## Görevin gerektirdiği
Özel savaş hakkındaki metnin "Örneğin klasik sömürge" ile "her şeyi yapardı." arasındaki kısmını, ikisi de dahil olmak üzere, "zor gücüyle" yerine "silah gücüyle" koyarak güncelleyip yeniden yazar mısın?

## Okunacak metin

HPG

Kurdistan Halk Savunma Güçleri


erdogan fetoÖzel savaşı anladıkta bu “Derin Özel Savaş” nedir diye soranlar olacaktır.

Örneğin klasik sömürge zamanlarında halklara karşı kullanılan savaş türü açık olan zordu. Yani işgal edilmek istenen ülkeler ya da topraklar zor gücüyle işgal edilir ve zor gücüyle işgal edilen topraklarda sömürgeciler güçleri yettikçe her şeyi yapardı.

Ancak ikinci dünya savaşından sonra bu savaş biçimi sonuç almaz olmuştu. Çünkü bu savaş biçimi halkların tepkisini topladığı için halklar karşı direnç gösterdiler. Nitekim bunun için birçok halk emperyalizme ve açık sömürgeciliğe karşı büyük direnişlerle meydana çıkarak bu işgalci güçleri ciddi zorlamışlardı. Bu gerçeği analiz eden sömürge merkezleri artık açık askeri sömürü zor’un yerine, halklar tarafından görülmeyecek olan, gizlenmiş, arkadan yürütülen bir savaş biçimini icat ettiler. Bu yeni icat edilen savaş tarzına Özel Savaş denildi. Özel savaş bu bağlamda siyasi literatüre yeni sömürgeciliğin geliştirildiği ya da geliştirilmek istendiği yerlerde uygulandı. Ve o gündür bugündür dünyanın her yerinde hamaratla uygulanmaktadır.

## Veri kesiti

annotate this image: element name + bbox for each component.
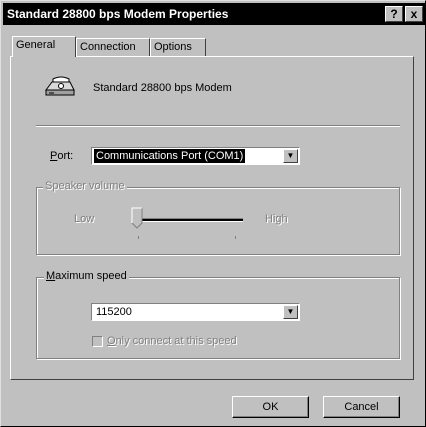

## Görevin yanıtı
Örneğin klasik sömürge zamanlarında halklara karşı kullanılan savaş türü açık olan zordu. Yani işgal edilmek istenen ülkeler ya da topraklar silah gücüyle işgal edilir ve silah gücüyle işgal edilen topraklarda sömürgeciler güçleri yettikçe her şeyi yapardı.